# TASK TO COMPLETE:
Print all the data, keeping every line exactly as it is.

+--

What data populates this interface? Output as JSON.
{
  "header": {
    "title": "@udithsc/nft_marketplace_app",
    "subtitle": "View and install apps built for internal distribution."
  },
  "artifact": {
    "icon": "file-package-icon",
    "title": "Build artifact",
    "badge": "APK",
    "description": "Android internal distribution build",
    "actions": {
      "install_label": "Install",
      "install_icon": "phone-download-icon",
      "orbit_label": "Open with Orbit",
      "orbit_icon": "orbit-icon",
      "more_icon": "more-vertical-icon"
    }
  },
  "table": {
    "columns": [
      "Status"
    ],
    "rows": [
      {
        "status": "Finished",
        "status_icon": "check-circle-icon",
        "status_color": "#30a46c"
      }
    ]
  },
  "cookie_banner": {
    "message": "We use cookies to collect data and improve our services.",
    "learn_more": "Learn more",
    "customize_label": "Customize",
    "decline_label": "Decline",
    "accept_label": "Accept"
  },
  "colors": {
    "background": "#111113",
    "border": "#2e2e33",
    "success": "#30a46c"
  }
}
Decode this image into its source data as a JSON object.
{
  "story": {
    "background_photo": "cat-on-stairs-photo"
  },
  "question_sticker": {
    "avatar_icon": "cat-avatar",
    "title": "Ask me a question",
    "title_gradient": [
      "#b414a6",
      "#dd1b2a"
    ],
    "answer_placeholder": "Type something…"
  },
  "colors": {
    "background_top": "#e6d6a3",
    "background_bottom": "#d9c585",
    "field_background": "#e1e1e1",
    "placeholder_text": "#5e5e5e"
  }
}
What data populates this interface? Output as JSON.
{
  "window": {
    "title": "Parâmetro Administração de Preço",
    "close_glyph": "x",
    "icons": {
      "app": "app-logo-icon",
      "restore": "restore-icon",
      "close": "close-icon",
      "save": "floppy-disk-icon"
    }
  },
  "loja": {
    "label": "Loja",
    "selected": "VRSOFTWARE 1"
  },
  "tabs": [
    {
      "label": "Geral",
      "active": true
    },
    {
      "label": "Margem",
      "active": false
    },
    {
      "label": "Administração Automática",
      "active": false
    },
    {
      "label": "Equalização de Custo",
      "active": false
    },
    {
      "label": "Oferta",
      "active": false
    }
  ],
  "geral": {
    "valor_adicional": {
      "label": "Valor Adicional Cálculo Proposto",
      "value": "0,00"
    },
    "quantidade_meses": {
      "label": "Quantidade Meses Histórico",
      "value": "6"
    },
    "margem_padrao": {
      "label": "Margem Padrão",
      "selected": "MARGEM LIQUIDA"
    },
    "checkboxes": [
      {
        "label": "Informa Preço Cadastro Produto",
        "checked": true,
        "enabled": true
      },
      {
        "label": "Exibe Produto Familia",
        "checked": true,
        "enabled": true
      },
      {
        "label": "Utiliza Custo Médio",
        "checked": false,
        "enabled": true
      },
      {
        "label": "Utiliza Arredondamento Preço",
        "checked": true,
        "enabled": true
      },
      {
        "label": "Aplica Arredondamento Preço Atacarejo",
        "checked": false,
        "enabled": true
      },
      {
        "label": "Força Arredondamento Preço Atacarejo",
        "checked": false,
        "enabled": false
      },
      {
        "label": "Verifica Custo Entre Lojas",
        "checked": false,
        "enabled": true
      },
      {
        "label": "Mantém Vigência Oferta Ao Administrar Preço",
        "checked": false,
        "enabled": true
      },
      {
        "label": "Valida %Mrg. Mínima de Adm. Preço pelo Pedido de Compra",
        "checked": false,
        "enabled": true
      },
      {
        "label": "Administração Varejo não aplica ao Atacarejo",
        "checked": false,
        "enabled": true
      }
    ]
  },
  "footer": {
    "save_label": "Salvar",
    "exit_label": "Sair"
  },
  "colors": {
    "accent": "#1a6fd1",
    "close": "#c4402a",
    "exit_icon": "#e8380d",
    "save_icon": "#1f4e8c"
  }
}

+--

# OUTPUT FOR THIS TASK:
What data populates this interface? Output as JSON.
{
  "header": {
    "title": "@udithsc/nft_marketplace_app",
    "subtitle": "View and install apps built for internal distribution."
  },
  "artifact": {
    "icon": "file-package-icon",
    "title": "Build artifact",
    "badge": "APK",
    "description": "Android internal distribution build",
    "actions": {
      "install_label": "Install",
      "install_icon": "phone-download-icon",
      "orbit_label": "Open with Orbit",
      "orbit_icon": "orbit-icon",
      "more_icon": "more-vertical-icon"
    }
  },
  "table": {
    "columns": [
      "Status"
    ],
    "rows": [
      {
        "status": "Finished",
        "status_icon": "check-circle-icon",
        "status_color": "#30a46c"
      }
    ]
  },
  "cookie_banner": {
    "message": "We use cookies to collect data and improve our services.",
    "learn_more": "Learn more",
    "customize_label": "Customize",
    "decline_label": "Decline",
    "accept_label": "Accept"
  },
  "colors": {
    "background": "#111113",
    "border": "#2e2e33",
    "success": "#30a46c"
  }
}
Decode this image into its source data as a JSON object.
{
  "story": {
    "background_photo": "cat-on-stairs-photo"
  },
  "question_sticker": {
    "avatar_icon": "cat-avatar",
    "title": "Ask me a question",
    "title_gradient": [
      "#b414a6",
      "#dd1b2a"
    ],
    "answer_placeholder": "Type something…"
  },
  "colors": {
    "background_top": "#e6d6a3",
    "background_bottom": "#d9c585",
    "field_background": "#e1e1e1",
    "placeholder_text": "#5e5e5e"
  }
}
What data populates this interface? Output as JSON.
{
  "window": {
    "title": "Parâmetro Administração de Preço",
    "close_glyph": "x",
    "icons": {
      "app": "app-logo-icon",
      "restore": "restore-icon",
      "close": "close-icon",
      "save": "floppy-disk-icon"
    }
  },
  "loja": {
    "label": "Loja",
    "selected": "VRSOFTWARE 1"
  },
  "tabs": [
    {
      "label": "Geral",
      "active": true
    },
    {
      "label": "Margem",
      "active": false
    },
    {
      "label": "Administração Automática",
      "active": false
    },
    {
      "label": "Equalização de Custo",
      "active": false
    },
    {
      "label": "Oferta",
      "active": false
    }
  ],
  "geral": {
    "valor_adicional": {
      "label": "Valor Adicional Cálculo Proposto",
      "value": "0,00"
    },
    "quantidade_meses": {
      "label": "Quantidade Meses Histórico",
      "value": "6"
    },
    "margem_padrao": {
      "label": "Margem Padrão",
      "selected": "MARGEM LIQUIDA"
    },
    "checkboxes": [
      {
        "label": "Informa Preço Cadastro Produto",
        "checked": true,
        "enabled": true
      },
      {
        "label": "Exibe Produto Familia",
        "checked": true,
        "enabled": true
      },
      {
        "label": "Utiliza Custo Médio",
        "checked": false,
        "enabled": true
      },
      {
        "label": "Utiliza Arredondamento Preço",
        "checked": true,
        "enabled": true
      },
      {
        "label": "Aplica Arredondamento Preço Atacarejo",
        "checked": false,
        "enabled": true
      },
      {
        "label": "Força Arredondamento Preço Atacarejo",
        "checked": false,
        "enabled": false
      },
      {
        "label": "Verifica Custo Entre Lojas",
        "checked": false,
        "enabled": true
      },
      {
        "label": "Mantém Vigência Oferta Ao Administrar Preço",
        "checked": false,
        "enabled": true
      },
      {
        "label": "Valida %Mrg. Mínima de Adm. Preço pelo Pedido de Compra",
        "checked": false,
        "enabled": true
      },
      {
        "label": "Administração Varejo não aplica ao Atacarejo",
        "checked": false,
        "enabled": true
      }
    ]
  },
  "footer": {
    "save_label": "Salvar",
    "exit_label": "Sair"
  },
  "colors": {
    "accent": "#1a6fd1",
    "close": "#c4402a",
    "exit_icon": "#e8380d",
    "save_icon": "#1f4e8c"
  }
}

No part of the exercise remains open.